Reproduce all of the material exactly as shown.

### Data listing
····················
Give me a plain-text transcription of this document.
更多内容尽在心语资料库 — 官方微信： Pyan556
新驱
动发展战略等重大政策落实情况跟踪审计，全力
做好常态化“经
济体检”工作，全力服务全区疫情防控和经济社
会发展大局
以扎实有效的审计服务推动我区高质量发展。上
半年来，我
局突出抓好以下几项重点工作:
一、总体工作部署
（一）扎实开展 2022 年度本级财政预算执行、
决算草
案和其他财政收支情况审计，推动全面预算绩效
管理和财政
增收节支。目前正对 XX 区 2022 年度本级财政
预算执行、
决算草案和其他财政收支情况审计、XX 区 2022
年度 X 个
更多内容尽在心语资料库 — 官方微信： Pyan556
····················
### Full output
Give me a plain-text transcription of this document.
更多内容尽在心语资料库 — 官方微信： Pyan556
新驱
动发展战略等重大政策落实情况跟踪审计，全力
做好常态化“经
济体检”工作，全力服务全区疫情防控和经济社
会发展大局
以扎实有效的审计服务推动我区高质量发展。上
半年来，我
局突出抓好以下几项重点工作:
一、总体工作部署
（一）扎实开展 2022 年度本级财政预算执行、
决算草
案和其他财政收支情况审计，推动全面预算绩效
管理和财政
增收节支。目前正对 XX 区 2022 年度本级财政
预算执行、
决算草案和其他财政收支情况审计、XX 区 2022
年度 X 个
更多内容尽在心语资料库 — 官方微信： Pyan556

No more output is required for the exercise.